Task brief: Each line of the listing where the string "UKVCAS" appears is to be identified and copied.

Provided records:
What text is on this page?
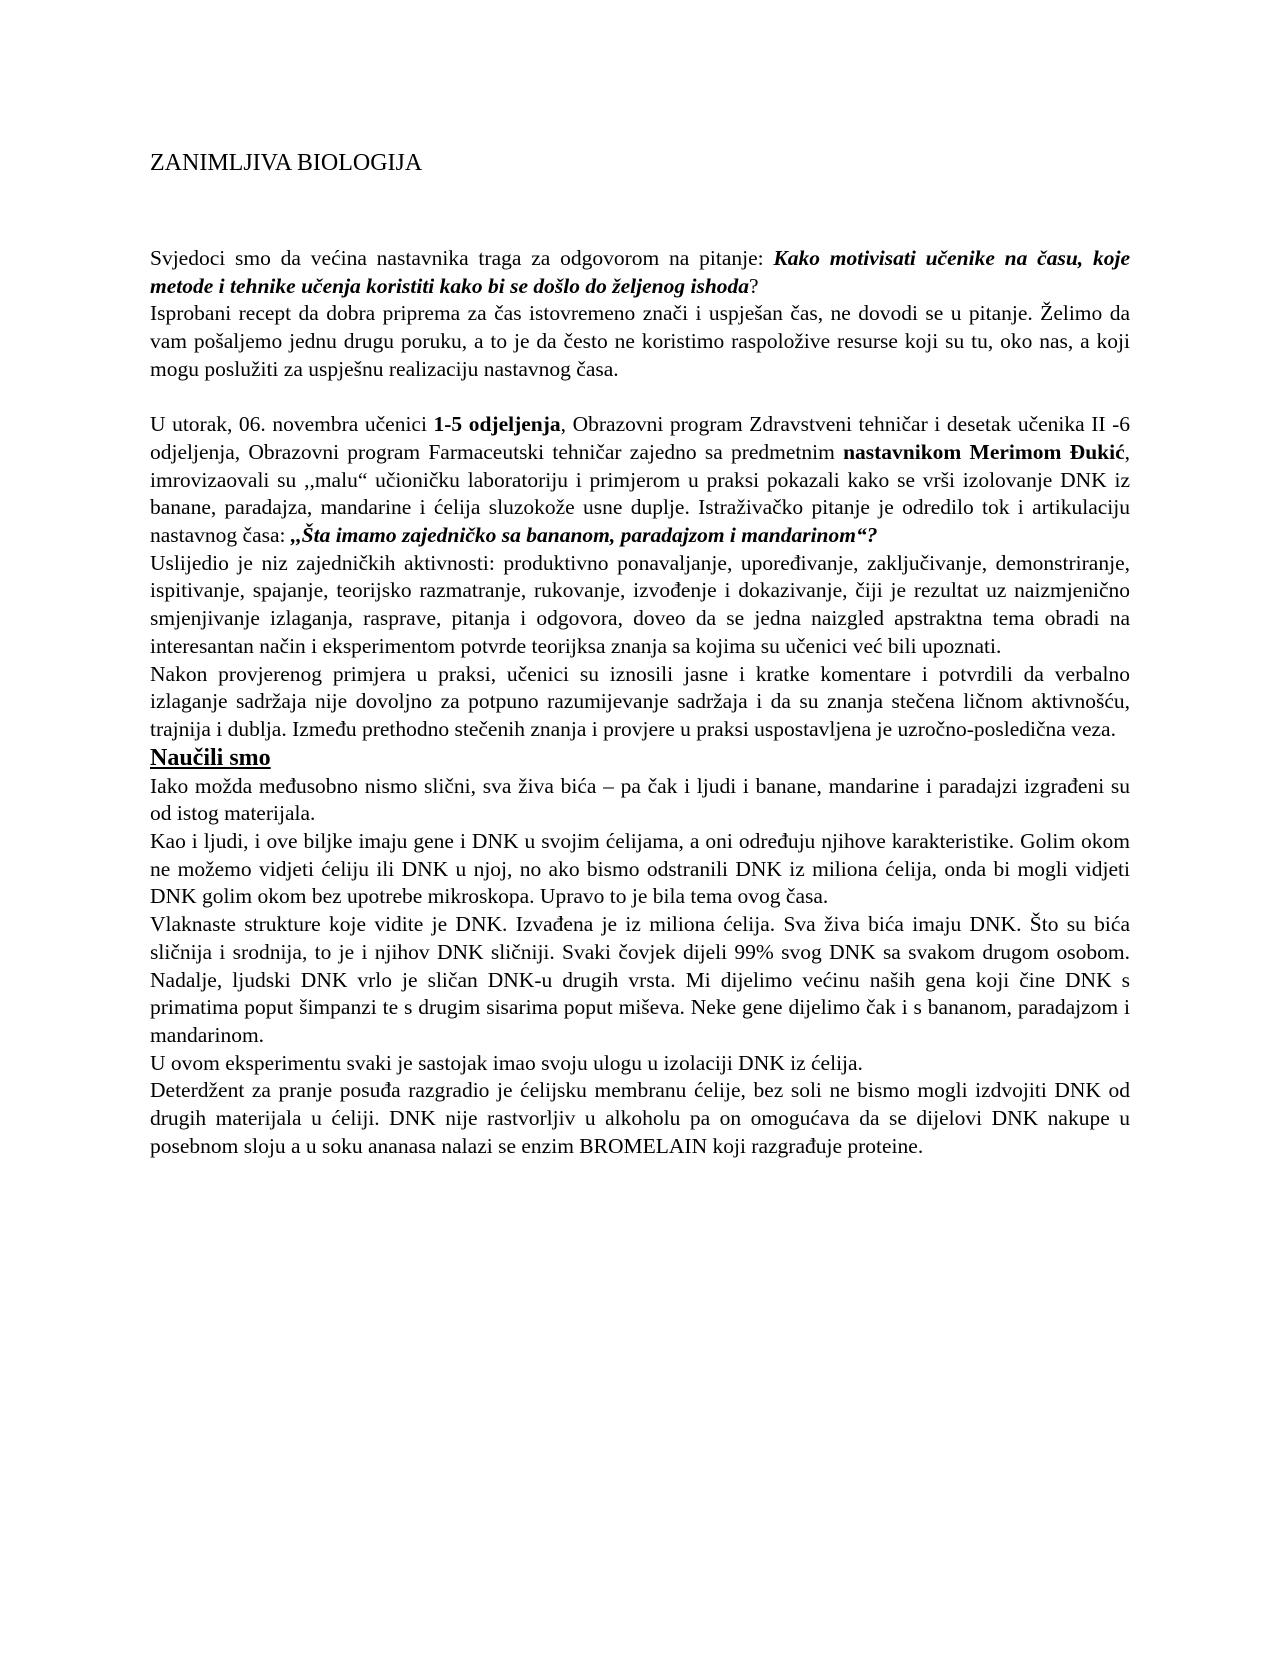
ZANIMLJIVA BIOLOGIJA

Svjedoci smo da većina nastavnika traga za odgovorom na pitanje: Kako motivisati učenike na času, koje metode i tehnike učenja koristiti kako bi se došlo do željenog ishoda?

Isprobani recept da dobra priprema za čas istovremeno znači i uspješan čas, ne dovodi se u pitanje. Želimo da vam pošaljemo jednu drugu poruku, a to je da često ne koristimo raspoložive resurse koji su tu, oko nas, a koji mogu poslužiti za uspješnu realizaciju nastavnog časa.

U utorak, 06. novembra učenici 1-5 odjeljenja, Obrazovni program Zdravstveni tehničar i desetak učenika II -6 odjeljenja, Obrazovni program Farmaceutski tehničar zajedno sa predmetnim nastavnikom Merimom Đukić, imrovizaovali su ,,malu“ učioničku laboratoriju i primjerom u praksi pokazali kako se vrši izolovanje DNK iz banane, paradajza, mandarine i ćelija sluzokože usne duplje. Istraživačko pitanje je odredilo tok i artikulaciju nastavnog časa: ,,Šta imamo zajedničko sa bananom, paradajzom i mandarinom“?

Uslijedio je niz zajedničkih aktivnosti: produktivno ponavaljanje, upoređivanje, zaključivanje, demonstriranje, ispitivanje, spajanje, teorijsko razmatranje, rukovanje, izvođenje i dokazivanje, čiji je rezultat uz naizmjenično smjenjivanje izlaganja, rasprave, pitanja i odgovora, doveo da se jedna naizgled apstraktna tema obradi na interesantan način i eksperimentom potvrde teorijksa znanja sa kojima su učenici već bili upoznati.

Nakon provjerenog primjera u praksi, učenici su iznosili jasne i kratke komentare i potvrdili da verbalno izlaganje sadržaja nije dovoljno za potpuno razumijevanje sadržaja i da su znanja stečena ličnom aktivnošću, trajnija i dublja. Između prethodno stečenih znanja i provjere u praksi uspostavljena je uzročno-posledična veza.

Naučili smo

Iako možda međusobno nismo slični, sva živa bića – pa čak i ljudi i banane, mandarine i paradajzi izgrađeni su od istog materijala.

Kao i ljudi, i ove biljke imaju gene i DNK u svojim ćelijama, a oni određuju njihove karakteristike. Golim okom ne možemo vidjeti ćeliju ili DNK u njoj, no ako bismo odstranili DNK iz miliona ćelija, onda bi mogli vidjeti DNK golim okom bez upotrebe mikroskopa. Upravo to je bila tema ovog časa.

Vlaknaste strukture koje vidite je DNK. Izvađena je iz miliona ćelija. Sva živa bića imaju DNK. Što su bića sličnija i srodnija, to je i njihov DNK sličniji. Svaki čovjek dijeli 99% svog DNK sa svakom drugom osobom. Nadalje, ljudski DNK vrlo je sličan DNK-u drugih vrsta. Mi dijelimo većinu naših gena koji čine DNK s primatima poput šimpanzi te s drugim sisarima poput miševa. Neke gene dijelimo čak i s bananom, paradajzom i mandarinom.

U ovom eksperimentu svaki je sastojak imao svoju ulogu u izolaciji DNK iz ćelija.

Deterdžent za pranje posuđa razgradio je ćelijsku membranu ćelije, bez soli ne bismo mogli izdvojiti DNK od drugih materijala u ćeliji. DNK nije rastvorljiv u alkoholu pa on omogućava da se dijelovi DNK nakupe u posebnom sloju a u soku ananasa nalazi se enzim BROMELAIN koji razgrađuje proteine.
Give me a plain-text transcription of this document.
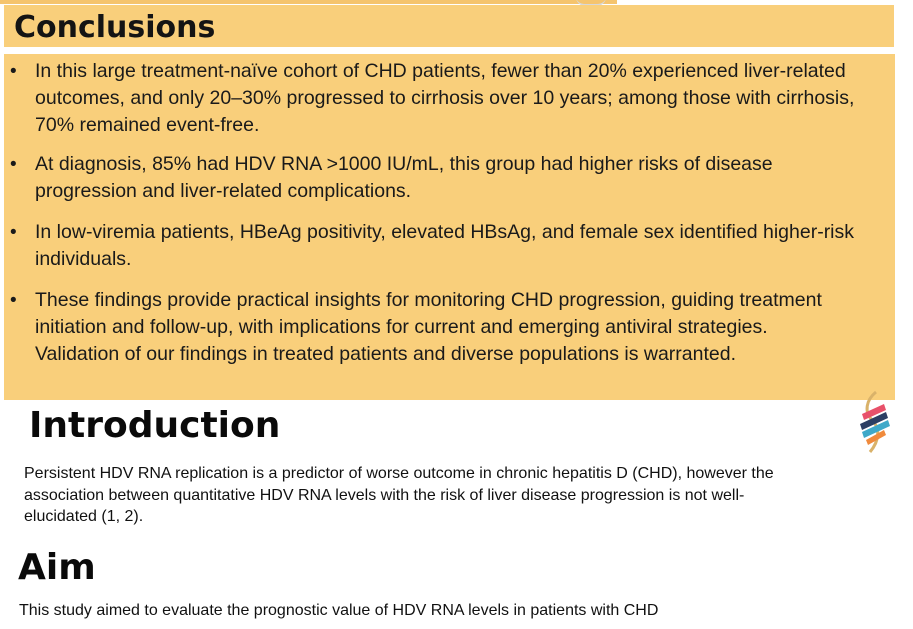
Conclusions
• In this large treatment-naïve cohort of CHD patients, fewer than 20% experienced liver-related outcomes, and only 20–30% progressed to cirrhosis over 10 years; among those with cirrhosis, 70% remained event-free.
• At diagnosis, 85% had HDV RNA >1000 IU/mL, this group had higher risks of disease progression and liver-related complications.
• In low-viremia patients, HBeAg positivity, elevated HBsAg, and female sex identified higher-risk individuals.
• These findings provide practical insights for monitoring CHD progression, guiding treatment initiation and follow-up, with implications for current and emerging antiviral strategies. Validation of our findings in treated patients and diverse populations is warranted.
Introduction

Persistent HDV RNA replication is a predictor of worse outcome in chronic hepatitis D (CHD), however the association between quantitative HDV RNA levels with the risk of liver disease progression is not well-elucidated (1, 2).

Aim

This study aimed to evaluate the prognostic value of HDV RNA levels in patients with CHD
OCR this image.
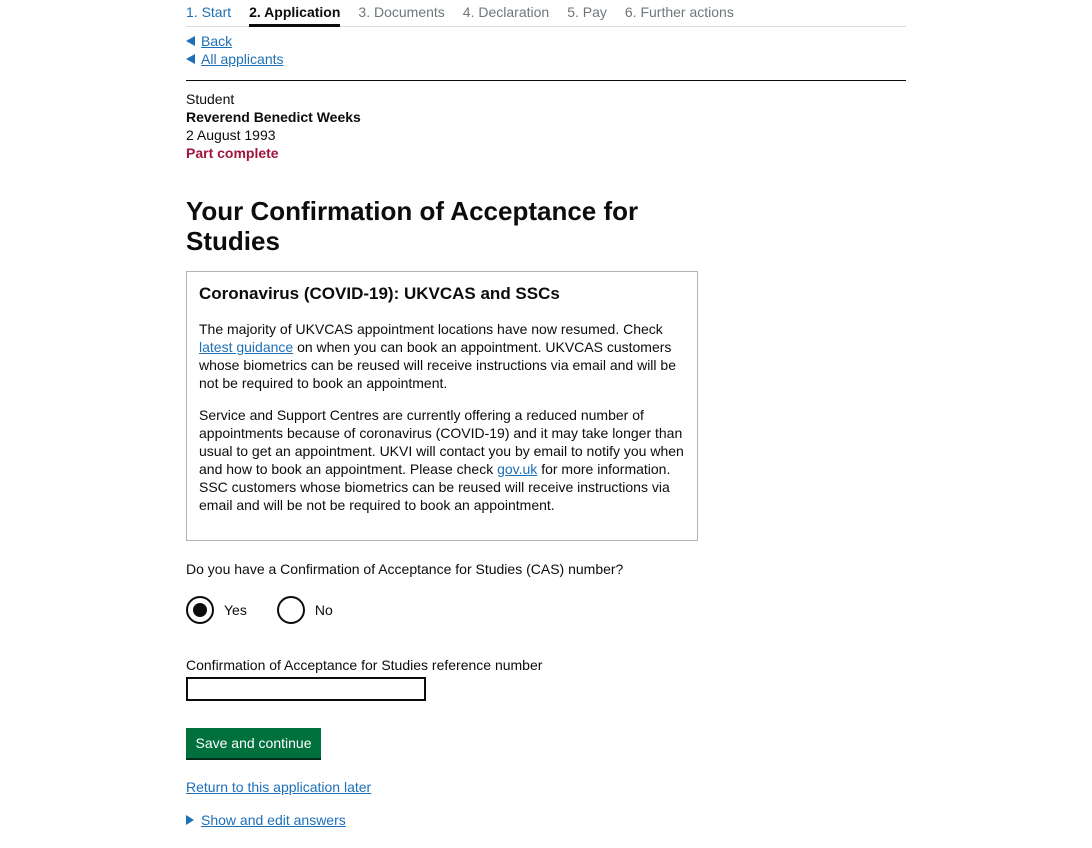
1. Start 2. Application 3. Documents 4. Declaration 5. Pay 6. Further actions
Back
All applicants
Student
Reverend Benedict Weeks
2 August 1993
Part complete
Your Confirmation of Acceptance for Studies
Coronavirus (COVID-19): UKVCAS and SSCs

The majority of UKVCAS appointment locations have now resumed. Check latest guidance on when you can book an appointment. UKVCAS customers whose biometrics can be reused will receive instructions via email and will be not be required to book an appointment.

Service and Support Centres are currently offering a reduced number of appointments because of coronavirus (COVID-19) and it may take longer than usual to get an appointment. UKVI will contact you by email to notify you when and how to book an appointment. Please check gov.uk for more information. SSC customers whose biometrics can be reused will receive instructions via email and will be not be required to book an appointment.

Do you have a Confirmation of Acceptance for Studies (CAS) number?
Yes	No
Confirmation of Acceptance for Studies reference number
Save and continue
Return to this application later
Show and edit answers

Solution for this exercise:
Coronavirus (COVID-19): UKVCAS and SSCs
The majority of UKVCAS appointment locations have now resumed. Check latest guidance on when you can book an appointment. UKVCAS customers whose biometrics can be reused will receive instructions via email and will be not be required to book an appointment.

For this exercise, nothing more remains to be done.